── Records for this task

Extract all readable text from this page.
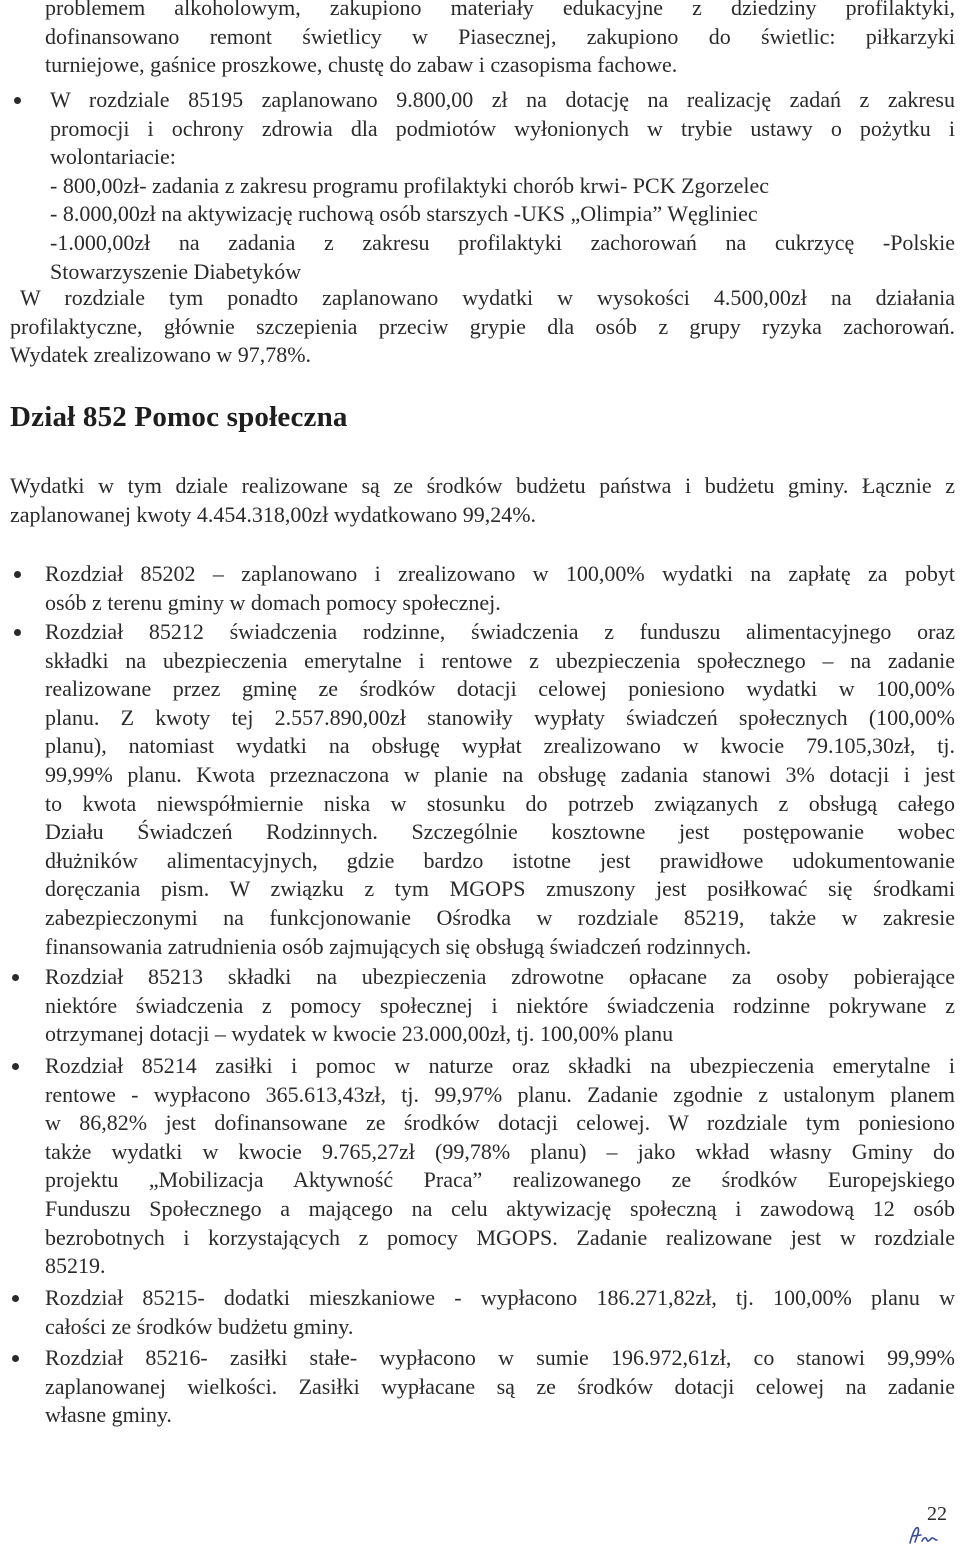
problemem alkoholowym, zakupiono materiały edukacyjne z dziedziny profilaktyki,
dofinansowano remont świetlicy w Piasecznej, zakupiono do świetlic: piłkarzyki
turniejowe, gaśnice proszkowe, chustę do zabaw i czasopisma fachowe.
W rozdziale 85195 zaplanowano 9.800,00 zł na dotację na realizację zadań z zakresu
promocji i ochrony zdrowia dla podmiotów wyłonionych w trybie ustawy o pożytku i
wolontariacie:
- 800,00zł- zadania z zakresu programu profilaktyki chorób krwi- PCK Zgorzelec
- 8.000,00zł na aktywizację ruchową osób starszych -UKS „Olimpia” Węgliniec
-1.000,00zł na zadania z zakresu profilaktyki zachorowań na cukrzycę -Polskie
Stowarzyszenie Diabetyków
W rozdziale tym ponadto zaplanowano wydatki w wysokości 4.500,00zł na działania
profilaktyczne, głównie szczepienia przeciw grypie dla osób z grupy ryzyka zachorowań.
Wydatek zrealizowano w 97,78%.
Dział 852 Pomoc społeczna
Wydatki w tym dziale realizowane są ze środków budżetu państwa i budżetu gminy. Łącznie z
zaplanowanej kwoty 4.454.318,00zł wydatkowano 99,24%.
Rozdział 85202 – zaplanowano i zrealizowano w 100,00% wydatki na zapłatę za pobyt
osób z terenu gminy w domach pomocy społecznej.
Rozdział 85212 świadczenia rodzinne, świadczenia z funduszu alimentacyjnego oraz
składki na ubezpieczenia emerytalne i rentowe z ubezpieczenia społecznego – na zadanie
realizowane przez gminę ze środków dotacji celowej poniesiono wydatki w 100,00%
planu. Z kwoty tej 2.557.890,00zł stanowiły wypłaty świadczeń społecznych (100,00%
planu), natomiast wydatki na obsługę wypłat zrealizowano w kwocie 79.105,30zł, tj.
99,99% planu. Kwota przeznaczona w planie na obsługę zadania stanowi 3% dotacji i jest
to kwota niewspółmiernie niska w stosunku do potrzeb związanych z obsługą całego
Działu Świadczeń Rodzinnych. Szczególnie kosztowne jest postępowanie wobec
dłużników alimentacyjnych, gdzie bardzo istotne jest prawidłowe udokumentowanie
doręczania pism. W związku z tym MGOPS zmuszony jest posiłkować się środkami
zabezpieczonymi na funkcjonowanie Ośrodka w rozdziale 85219, także w zakresie
finansowania zatrudnienia osób zajmujących się obsługą świadczeń rodzinnych.
Rozdział 85213 składki na ubezpieczenia zdrowotne opłacane za osoby pobierające
niektóre świadczenia z pomocy społecznej i niektóre świadczenia rodzinne pokrywane z
otrzymanej dotacji – wydatek w kwocie 23.000,00zł, tj. 100,00% planu
Rozdział 85214 zasiłki i pomoc w naturze oraz składki na ubezpieczenia emerytalne i
rentowe - wypłacono 365.613,43zł, tj. 99,97% planu. Zadanie zgodnie z ustalonym planem
w 86,82% jest dofinansowane ze środków dotacji celowej. W rozdziale tym poniesiono
także wydatki w kwocie 9.765,27zł (99,78% planu) – jako wkład własny Gminy do
projektu „Mobilizacja Aktywność Praca” realizowanego ze środków Europejskiego
Funduszu Społecznego a mającego na celu aktywizację społeczną i zawodową 12 osób
bezrobotnych i korzystających z pomocy MGOPS. Zadanie realizowane jest w rozdziale
85219.
Rozdział 85215- dodatki mieszkaniowe - wypłacono 186.271,82zł, tj. 100,00% planu w
całości ze środków budżetu gminy.
Rozdział 85216- zasiłki stałe- wypłacono w sumie 196.972,61zł, co stanowi 99,99%
zaplanowanej wielkości. Zasiłki wypłacane są ze środków dotacji celowej na zadanie
własne gminy.
22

────

#### Set task:
Transcribe the records above exactly as they appear, leaving out any pictures.

#### Exercise result:
Extract all readable text from this page.
problemem alkoholowym, zakupiono materiały edukacyjne z dziedziny profilaktyki,
dofinansowano remont świetlicy w Piasecznej, zakupiono do świetlic: piłkarzyki
turniejowe, gaśnice proszkowe, chustę do zabaw i czasopisma fachowe.
W rozdziale 85195 zaplanowano 9.800,00 zł na dotację na realizację zadań z zakresu
promocji i ochrony zdrowia dla podmiotów wyłonionych w trybie ustawy o pożytku i
wolontariacie:
- 800,00zł- zadania z zakresu programu profilaktyki chorób krwi- PCK Zgorzelec
- 8.000,00zł na aktywizację ruchową osób starszych -UKS „Olimpia” Węgliniec
-1.000,00zł na zadania z zakresu profilaktyki zachorowań na cukrzycę -Polskie
Stowarzyszenie Diabetyków
W rozdziale tym ponadto zaplanowano wydatki w wysokości 4.500,00zł na działania
profilaktyczne, głównie szczepienia przeciw grypie dla osób z grupy ryzyka zachorowań.
Wydatek zrealizowano w 97,78%.
Dział 852 Pomoc społeczna
Wydatki w tym dziale realizowane są ze środków budżetu państwa i budżetu gminy. Łącznie z
zaplanowanej kwoty 4.454.318,00zł wydatkowano 99,24%.
Rozdział 85202 – zaplanowano i zrealizowano w 100,00% wydatki na zapłatę za pobyt
osób z terenu gminy w domach pomocy społecznej.
Rozdział 85212 świadczenia rodzinne, świadczenia z funduszu alimentacyjnego oraz
składki na ubezpieczenia emerytalne i rentowe z ubezpieczenia społecznego – na zadanie
realizowane przez gminę ze środków dotacji celowej poniesiono wydatki w 100,00%
planu. Z kwoty tej 2.557.890,00zł stanowiły wypłaty świadczeń społecznych (100,00%
planu), natomiast wydatki na obsługę wypłat zrealizowano w kwocie 79.105,30zł, tj.
99,99% planu. Kwota przeznaczona w planie na obsługę zadania stanowi 3% dotacji i jest
to kwota niewspółmiernie niska w stosunku do potrzeb związanych z obsługą całego
Działu Świadczeń Rodzinnych. Szczególnie kosztowne jest postępowanie wobec
dłużników alimentacyjnych, gdzie bardzo istotne jest prawidłowe udokumentowanie
doręczania pism. W związku z tym MGOPS zmuszony jest posiłkować się środkami
zabezpieczonymi na funkcjonowanie Ośrodka w rozdziale 85219, także w zakresie
finansowania zatrudnienia osób zajmujących się obsługą świadczeń rodzinnych.
Rozdział 85213 składki na ubezpieczenia zdrowotne opłacane za osoby pobierające
niektóre świadczenia z pomocy społecznej i niektóre świadczenia rodzinne pokrywane z
otrzymanej dotacji – wydatek w kwocie 23.000,00zł, tj. 100,00% planu
Rozdział 85214 zasiłki i pomoc w naturze oraz składki na ubezpieczenia emerytalne i
rentowe - wypłacono 365.613,43zł, tj. 99,97% planu. Zadanie zgodnie z ustalonym planem
w 86,82% jest dofinansowane ze środków dotacji celowej. W rozdziale tym poniesiono
także wydatki w kwocie 9.765,27zł (99,78% planu) – jako wkład własny Gminy do
projektu „Mobilizacja Aktywność Praca” realizowanego ze środków Europejskiego
Funduszu Społecznego a mającego na celu aktywizację społeczną i zawodową 12 osób
bezrobotnych i korzystających z pomocy MGOPS. Zadanie realizowane jest w rozdziale
85219.
Rozdział 85215- dodatki mieszkaniowe - wypłacono 186.271,82zł, tj. 100,00% planu w
całości ze środków budżetu gminy.
Rozdział 85216- zasiłki stałe- wypłacono w sumie 196.972,61zł, co stanowi 99,99%
zaplanowanej wielkości. Zasiłki wypłacane są ze środków dotacji celowej na zadanie
własne gminy.
22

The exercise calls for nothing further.